** START Records for this exercise **
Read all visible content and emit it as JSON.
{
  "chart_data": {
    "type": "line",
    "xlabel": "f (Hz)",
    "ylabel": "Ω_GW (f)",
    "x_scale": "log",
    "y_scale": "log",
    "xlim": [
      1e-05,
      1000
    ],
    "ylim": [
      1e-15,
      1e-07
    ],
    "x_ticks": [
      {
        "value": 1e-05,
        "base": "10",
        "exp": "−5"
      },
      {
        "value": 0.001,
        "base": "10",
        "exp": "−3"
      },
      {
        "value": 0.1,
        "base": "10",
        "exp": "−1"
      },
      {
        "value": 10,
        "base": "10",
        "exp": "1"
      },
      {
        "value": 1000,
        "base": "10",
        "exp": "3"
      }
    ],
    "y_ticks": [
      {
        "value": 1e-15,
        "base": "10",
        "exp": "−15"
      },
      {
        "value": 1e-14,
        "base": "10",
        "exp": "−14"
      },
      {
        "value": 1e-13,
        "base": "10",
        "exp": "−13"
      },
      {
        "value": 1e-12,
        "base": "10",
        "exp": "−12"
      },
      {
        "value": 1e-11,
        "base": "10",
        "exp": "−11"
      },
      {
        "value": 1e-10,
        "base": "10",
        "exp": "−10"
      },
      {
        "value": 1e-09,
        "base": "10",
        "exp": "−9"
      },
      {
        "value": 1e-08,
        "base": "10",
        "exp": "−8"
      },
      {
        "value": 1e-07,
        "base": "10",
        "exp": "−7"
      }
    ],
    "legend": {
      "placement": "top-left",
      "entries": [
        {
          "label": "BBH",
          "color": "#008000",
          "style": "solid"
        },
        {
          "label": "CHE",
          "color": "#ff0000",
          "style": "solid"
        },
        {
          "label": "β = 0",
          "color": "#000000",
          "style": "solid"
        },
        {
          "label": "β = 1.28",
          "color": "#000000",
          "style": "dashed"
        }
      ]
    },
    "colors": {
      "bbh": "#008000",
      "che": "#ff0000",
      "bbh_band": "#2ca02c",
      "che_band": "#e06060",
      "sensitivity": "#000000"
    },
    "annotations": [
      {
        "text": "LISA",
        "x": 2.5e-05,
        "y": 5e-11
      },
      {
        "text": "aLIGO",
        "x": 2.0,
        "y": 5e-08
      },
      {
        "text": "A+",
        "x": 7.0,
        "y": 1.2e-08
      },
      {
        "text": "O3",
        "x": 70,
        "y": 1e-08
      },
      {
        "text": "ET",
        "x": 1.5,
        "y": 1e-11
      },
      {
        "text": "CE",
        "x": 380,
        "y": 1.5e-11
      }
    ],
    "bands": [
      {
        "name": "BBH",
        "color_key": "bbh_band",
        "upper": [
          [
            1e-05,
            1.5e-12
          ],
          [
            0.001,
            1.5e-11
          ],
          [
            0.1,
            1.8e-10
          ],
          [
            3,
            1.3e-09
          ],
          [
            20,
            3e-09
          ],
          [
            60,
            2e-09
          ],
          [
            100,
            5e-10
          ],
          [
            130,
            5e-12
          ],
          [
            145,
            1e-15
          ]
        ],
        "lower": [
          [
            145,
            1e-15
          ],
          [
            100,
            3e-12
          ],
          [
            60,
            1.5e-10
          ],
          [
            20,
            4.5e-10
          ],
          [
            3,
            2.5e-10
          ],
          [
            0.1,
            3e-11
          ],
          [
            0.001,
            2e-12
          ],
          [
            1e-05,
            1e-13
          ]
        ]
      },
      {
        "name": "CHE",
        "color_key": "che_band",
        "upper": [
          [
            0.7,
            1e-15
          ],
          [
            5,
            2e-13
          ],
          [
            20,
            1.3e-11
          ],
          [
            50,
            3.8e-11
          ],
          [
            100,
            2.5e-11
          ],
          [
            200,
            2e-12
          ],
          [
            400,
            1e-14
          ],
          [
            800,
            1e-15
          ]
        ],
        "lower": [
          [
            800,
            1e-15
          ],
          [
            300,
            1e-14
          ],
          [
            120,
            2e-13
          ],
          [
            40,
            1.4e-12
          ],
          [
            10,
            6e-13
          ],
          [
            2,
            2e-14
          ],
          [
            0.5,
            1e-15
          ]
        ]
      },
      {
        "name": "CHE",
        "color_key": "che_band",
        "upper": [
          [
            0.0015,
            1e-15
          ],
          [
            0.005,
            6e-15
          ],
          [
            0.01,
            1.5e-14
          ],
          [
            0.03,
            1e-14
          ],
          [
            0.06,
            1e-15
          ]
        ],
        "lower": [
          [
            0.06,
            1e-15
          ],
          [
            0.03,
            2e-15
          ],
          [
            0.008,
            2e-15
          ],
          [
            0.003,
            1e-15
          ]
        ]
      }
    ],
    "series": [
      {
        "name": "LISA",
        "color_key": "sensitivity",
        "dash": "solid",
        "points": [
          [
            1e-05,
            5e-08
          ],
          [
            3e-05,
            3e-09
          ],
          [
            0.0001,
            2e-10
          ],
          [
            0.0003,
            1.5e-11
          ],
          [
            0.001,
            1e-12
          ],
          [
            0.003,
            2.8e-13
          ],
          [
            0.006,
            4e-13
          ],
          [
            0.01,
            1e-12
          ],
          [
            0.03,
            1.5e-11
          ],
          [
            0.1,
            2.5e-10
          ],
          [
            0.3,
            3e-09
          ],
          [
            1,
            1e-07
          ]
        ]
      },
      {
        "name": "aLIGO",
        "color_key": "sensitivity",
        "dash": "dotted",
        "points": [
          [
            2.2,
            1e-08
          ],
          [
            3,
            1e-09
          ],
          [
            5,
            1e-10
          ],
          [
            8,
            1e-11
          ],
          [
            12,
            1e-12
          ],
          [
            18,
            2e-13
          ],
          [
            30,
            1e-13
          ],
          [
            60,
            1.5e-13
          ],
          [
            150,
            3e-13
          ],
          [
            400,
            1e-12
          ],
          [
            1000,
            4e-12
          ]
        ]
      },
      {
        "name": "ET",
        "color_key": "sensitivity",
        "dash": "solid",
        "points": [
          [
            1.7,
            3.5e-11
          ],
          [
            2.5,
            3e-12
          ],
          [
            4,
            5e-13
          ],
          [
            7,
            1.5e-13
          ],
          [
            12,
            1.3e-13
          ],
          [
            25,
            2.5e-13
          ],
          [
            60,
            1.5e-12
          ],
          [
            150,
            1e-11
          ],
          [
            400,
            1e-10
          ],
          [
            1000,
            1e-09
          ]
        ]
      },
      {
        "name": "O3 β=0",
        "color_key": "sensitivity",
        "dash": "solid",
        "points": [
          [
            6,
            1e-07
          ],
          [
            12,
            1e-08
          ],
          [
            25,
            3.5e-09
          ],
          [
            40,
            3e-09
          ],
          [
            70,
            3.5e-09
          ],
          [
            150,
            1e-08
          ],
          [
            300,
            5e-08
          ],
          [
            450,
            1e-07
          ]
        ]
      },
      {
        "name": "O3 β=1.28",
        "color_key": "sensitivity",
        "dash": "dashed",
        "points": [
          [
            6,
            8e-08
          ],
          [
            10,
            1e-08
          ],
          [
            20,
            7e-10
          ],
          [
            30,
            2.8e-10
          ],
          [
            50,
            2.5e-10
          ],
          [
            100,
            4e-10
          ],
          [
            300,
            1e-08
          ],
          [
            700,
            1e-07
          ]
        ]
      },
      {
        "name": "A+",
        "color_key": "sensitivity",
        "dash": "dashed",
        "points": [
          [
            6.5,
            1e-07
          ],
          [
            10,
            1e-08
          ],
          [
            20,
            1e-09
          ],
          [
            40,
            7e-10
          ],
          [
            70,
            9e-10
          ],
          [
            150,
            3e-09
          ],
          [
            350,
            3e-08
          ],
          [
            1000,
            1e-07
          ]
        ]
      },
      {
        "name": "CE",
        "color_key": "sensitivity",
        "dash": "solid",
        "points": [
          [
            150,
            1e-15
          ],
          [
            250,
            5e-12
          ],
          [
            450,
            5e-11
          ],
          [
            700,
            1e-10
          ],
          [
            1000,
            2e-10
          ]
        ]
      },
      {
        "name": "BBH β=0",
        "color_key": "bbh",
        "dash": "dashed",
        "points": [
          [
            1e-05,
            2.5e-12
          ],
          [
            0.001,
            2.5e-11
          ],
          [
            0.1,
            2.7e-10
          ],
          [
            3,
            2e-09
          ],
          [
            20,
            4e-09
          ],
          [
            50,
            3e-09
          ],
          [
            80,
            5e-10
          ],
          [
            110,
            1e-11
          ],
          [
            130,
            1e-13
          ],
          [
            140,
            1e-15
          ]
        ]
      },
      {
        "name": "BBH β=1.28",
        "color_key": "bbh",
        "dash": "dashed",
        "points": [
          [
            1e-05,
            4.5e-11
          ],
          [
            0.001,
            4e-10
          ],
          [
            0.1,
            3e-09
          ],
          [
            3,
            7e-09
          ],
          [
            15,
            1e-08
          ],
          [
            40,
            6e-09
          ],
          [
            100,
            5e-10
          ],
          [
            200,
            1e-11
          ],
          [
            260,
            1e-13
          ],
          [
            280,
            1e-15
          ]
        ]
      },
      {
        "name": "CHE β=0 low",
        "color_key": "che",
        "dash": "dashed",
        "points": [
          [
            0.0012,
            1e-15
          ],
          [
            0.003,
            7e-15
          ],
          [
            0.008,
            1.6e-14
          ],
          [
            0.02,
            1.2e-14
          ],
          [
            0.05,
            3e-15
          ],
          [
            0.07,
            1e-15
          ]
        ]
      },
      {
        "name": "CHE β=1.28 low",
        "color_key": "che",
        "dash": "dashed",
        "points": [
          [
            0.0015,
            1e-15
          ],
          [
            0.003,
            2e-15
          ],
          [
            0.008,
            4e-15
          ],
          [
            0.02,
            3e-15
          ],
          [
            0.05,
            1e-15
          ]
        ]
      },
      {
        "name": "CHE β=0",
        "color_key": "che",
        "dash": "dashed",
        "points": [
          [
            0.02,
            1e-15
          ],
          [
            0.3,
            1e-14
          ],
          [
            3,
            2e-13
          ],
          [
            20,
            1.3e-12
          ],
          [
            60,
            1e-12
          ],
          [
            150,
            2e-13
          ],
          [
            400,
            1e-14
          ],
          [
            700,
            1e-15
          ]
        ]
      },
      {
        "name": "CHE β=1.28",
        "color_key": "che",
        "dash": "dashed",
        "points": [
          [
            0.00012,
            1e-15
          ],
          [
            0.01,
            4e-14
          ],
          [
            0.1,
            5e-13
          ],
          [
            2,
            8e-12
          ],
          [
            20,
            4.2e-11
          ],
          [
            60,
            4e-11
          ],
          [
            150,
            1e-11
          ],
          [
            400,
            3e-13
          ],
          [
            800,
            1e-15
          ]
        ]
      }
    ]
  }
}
** END Records for this exercise **
Report how many lines contain "text". Give nothing but the number.

:: Written solution ::
6